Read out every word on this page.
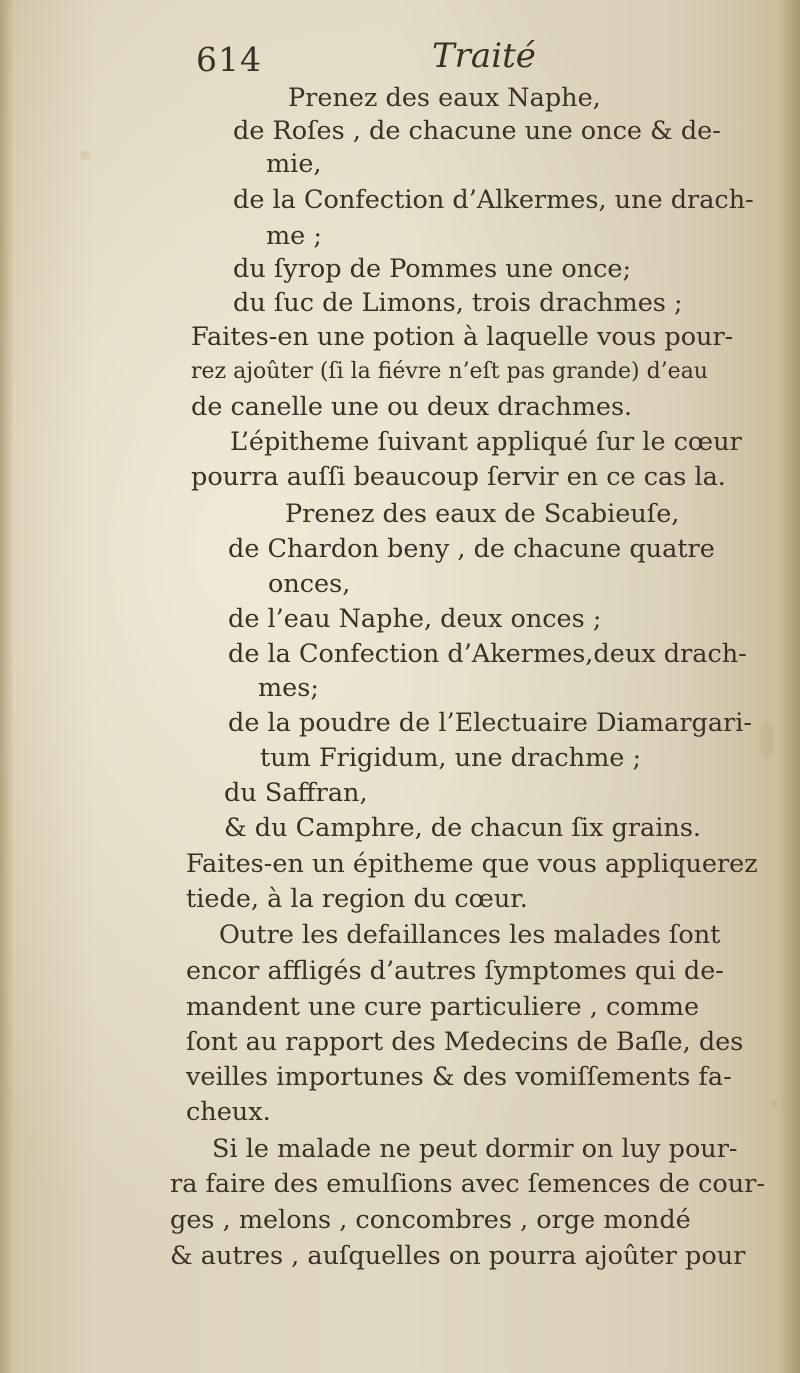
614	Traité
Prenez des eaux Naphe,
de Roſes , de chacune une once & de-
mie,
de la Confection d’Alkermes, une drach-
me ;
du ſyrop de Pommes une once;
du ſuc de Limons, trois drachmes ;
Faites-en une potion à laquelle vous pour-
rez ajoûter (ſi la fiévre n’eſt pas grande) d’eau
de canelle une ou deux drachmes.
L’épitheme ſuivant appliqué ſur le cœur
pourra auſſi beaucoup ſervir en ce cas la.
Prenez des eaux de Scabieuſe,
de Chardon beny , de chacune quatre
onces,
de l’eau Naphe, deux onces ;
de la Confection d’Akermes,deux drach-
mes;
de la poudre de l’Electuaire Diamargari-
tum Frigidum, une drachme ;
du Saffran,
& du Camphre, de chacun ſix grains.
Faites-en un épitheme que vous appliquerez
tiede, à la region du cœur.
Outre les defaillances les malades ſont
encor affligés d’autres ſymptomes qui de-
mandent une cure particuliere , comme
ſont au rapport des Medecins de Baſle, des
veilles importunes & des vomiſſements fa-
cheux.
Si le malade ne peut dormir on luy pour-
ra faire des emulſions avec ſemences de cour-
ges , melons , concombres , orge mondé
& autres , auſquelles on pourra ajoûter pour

----------------

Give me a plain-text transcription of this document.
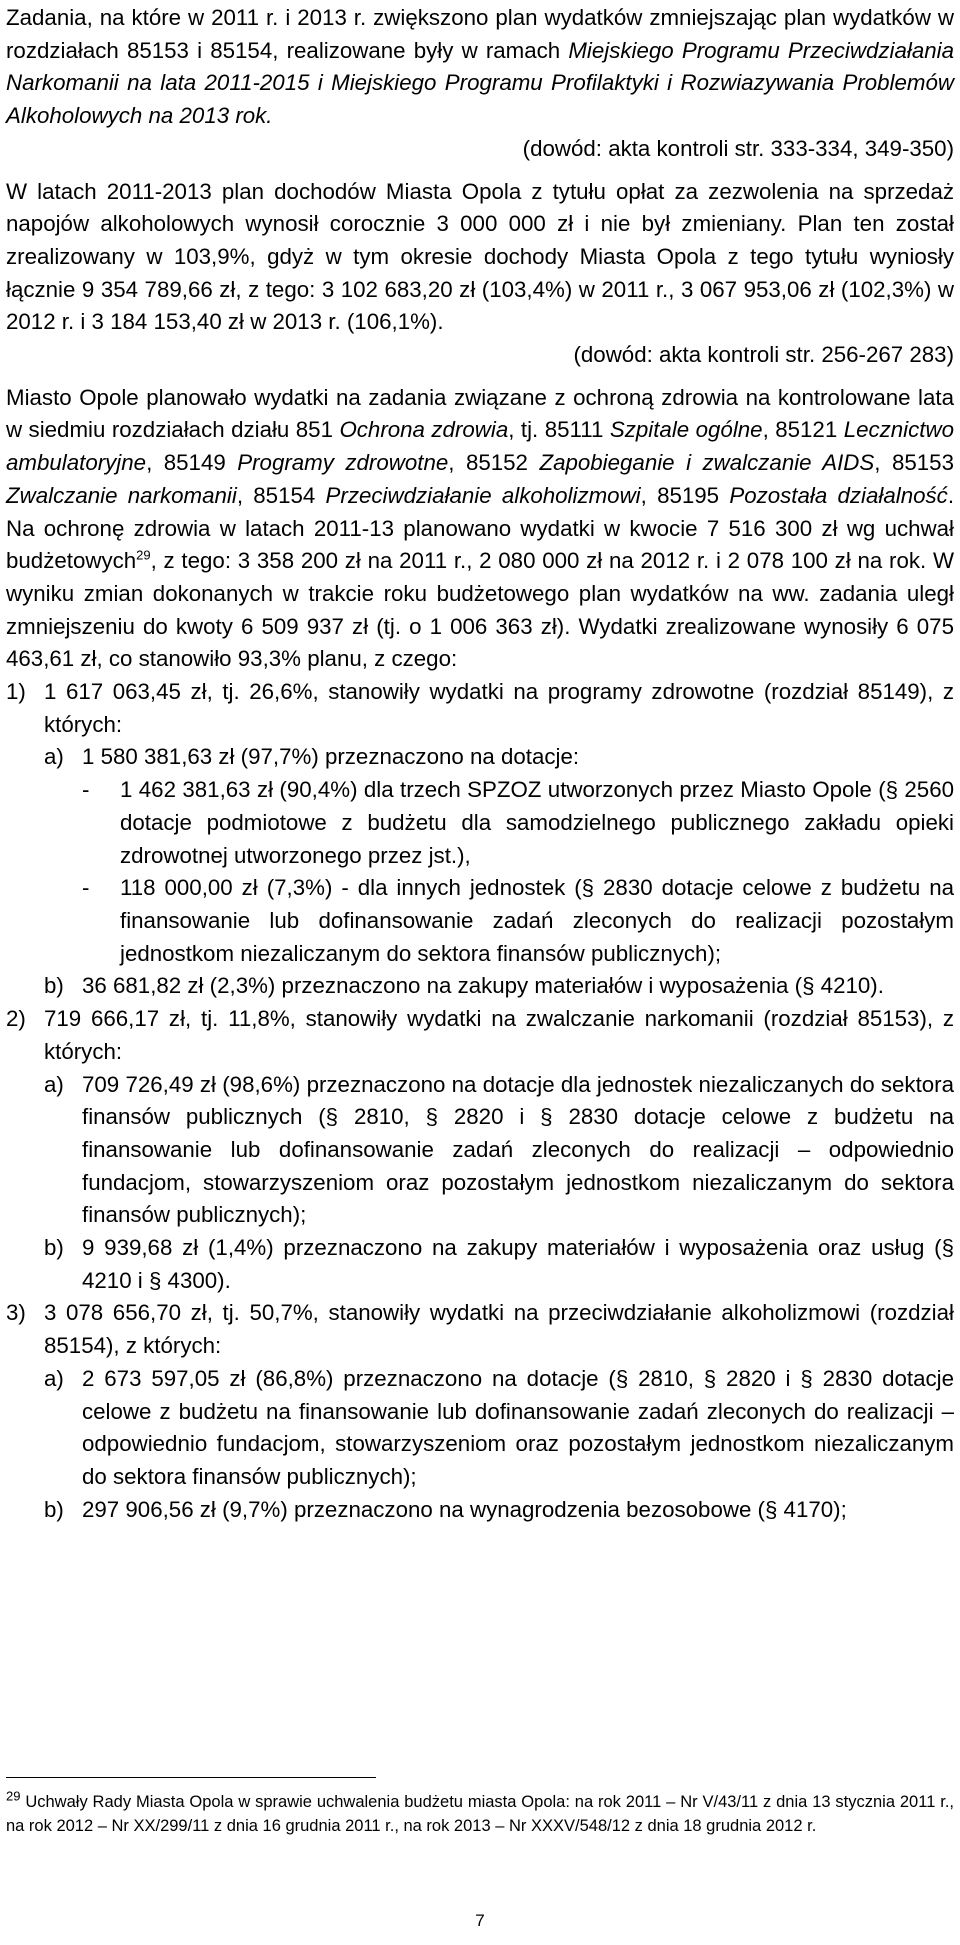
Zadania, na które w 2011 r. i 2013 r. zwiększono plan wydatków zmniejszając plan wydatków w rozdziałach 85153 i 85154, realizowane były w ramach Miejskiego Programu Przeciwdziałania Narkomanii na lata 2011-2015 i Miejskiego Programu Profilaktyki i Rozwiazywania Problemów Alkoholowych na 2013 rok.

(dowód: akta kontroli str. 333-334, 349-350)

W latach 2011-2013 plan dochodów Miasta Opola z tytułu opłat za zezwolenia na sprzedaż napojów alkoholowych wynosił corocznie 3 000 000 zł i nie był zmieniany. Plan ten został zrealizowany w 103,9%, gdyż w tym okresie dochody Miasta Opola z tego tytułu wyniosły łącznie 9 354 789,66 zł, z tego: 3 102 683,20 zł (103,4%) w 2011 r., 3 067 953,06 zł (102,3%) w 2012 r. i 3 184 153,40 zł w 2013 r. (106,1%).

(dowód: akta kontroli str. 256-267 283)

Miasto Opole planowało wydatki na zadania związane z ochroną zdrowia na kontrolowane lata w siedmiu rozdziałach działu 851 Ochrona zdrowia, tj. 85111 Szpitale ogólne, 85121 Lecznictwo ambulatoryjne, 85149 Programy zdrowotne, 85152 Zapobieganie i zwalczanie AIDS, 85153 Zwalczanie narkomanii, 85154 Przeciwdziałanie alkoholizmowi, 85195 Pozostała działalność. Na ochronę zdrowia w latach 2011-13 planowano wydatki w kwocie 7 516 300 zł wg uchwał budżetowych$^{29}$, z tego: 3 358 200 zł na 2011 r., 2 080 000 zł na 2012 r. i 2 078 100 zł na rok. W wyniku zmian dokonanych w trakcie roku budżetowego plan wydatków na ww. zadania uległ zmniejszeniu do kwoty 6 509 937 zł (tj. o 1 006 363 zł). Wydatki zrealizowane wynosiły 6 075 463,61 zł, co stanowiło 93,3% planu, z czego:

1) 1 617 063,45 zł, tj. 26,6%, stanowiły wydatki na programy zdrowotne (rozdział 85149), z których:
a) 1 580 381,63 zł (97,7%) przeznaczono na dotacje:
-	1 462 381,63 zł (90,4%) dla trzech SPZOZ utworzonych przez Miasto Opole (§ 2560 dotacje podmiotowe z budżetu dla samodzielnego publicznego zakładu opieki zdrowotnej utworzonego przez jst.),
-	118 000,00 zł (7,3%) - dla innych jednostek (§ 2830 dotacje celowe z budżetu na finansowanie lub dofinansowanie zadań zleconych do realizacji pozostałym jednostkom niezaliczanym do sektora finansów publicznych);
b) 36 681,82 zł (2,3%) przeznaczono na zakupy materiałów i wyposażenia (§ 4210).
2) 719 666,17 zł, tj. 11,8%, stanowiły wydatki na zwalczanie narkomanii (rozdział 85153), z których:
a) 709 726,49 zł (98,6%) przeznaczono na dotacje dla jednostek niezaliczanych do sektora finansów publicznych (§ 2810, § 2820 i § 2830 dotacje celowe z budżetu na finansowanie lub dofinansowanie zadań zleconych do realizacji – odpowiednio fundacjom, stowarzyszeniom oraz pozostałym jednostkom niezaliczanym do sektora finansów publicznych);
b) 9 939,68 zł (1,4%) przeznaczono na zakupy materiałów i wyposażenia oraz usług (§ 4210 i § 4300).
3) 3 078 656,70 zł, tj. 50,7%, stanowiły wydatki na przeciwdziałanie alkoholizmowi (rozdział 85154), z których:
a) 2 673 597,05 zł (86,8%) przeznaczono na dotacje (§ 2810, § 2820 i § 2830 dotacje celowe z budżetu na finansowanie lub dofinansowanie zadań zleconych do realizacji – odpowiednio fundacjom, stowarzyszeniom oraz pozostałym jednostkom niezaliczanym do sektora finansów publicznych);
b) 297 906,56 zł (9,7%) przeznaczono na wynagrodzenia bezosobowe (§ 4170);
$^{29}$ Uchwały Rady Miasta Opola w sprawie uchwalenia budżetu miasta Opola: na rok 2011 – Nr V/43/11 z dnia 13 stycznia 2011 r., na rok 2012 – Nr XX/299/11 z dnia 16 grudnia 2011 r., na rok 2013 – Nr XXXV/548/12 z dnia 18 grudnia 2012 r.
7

----------------

**WHAT IS EXPECTED:** Pick out the lines that have the word "pozostałym". Copy them all.

**THE SOLUTION:**
-	118 000,00 zł (7,3%) - dla innych jednostek (§ 2830 dotacje celowe z budżetu na finansowanie lub dofinansowanie zadań zleconych do realizacji pozostałym jednostkom niezaliczanym do sektora finansów publicznych);
a) 709 726,49 zł (98,6%) przeznaczono na dotacje dla jednostek niezaliczanych do sektora finansów publicznych (§ 2810, § 2820 i § 2830 dotacje celowe z budżetu na finansowanie lub dofinansowanie zadań zleconych do realizacji – odpowiednio fundacjom, stowarzyszeniom oraz pozostałym jednostkom niezaliczanym do sektora finansów publicznych);
a) 2 673 597,05 zł (86,8%) przeznaczono na dotacje (§ 2810, § 2820 i § 2830 dotacje celowe z budżetu na finansowanie lub dofinansowanie zadań zleconych do realizacji – odpowiednio fundacjom, stowarzyszeniom oraz pozostałym jednostkom niezaliczanym do sektora finansów publicznych);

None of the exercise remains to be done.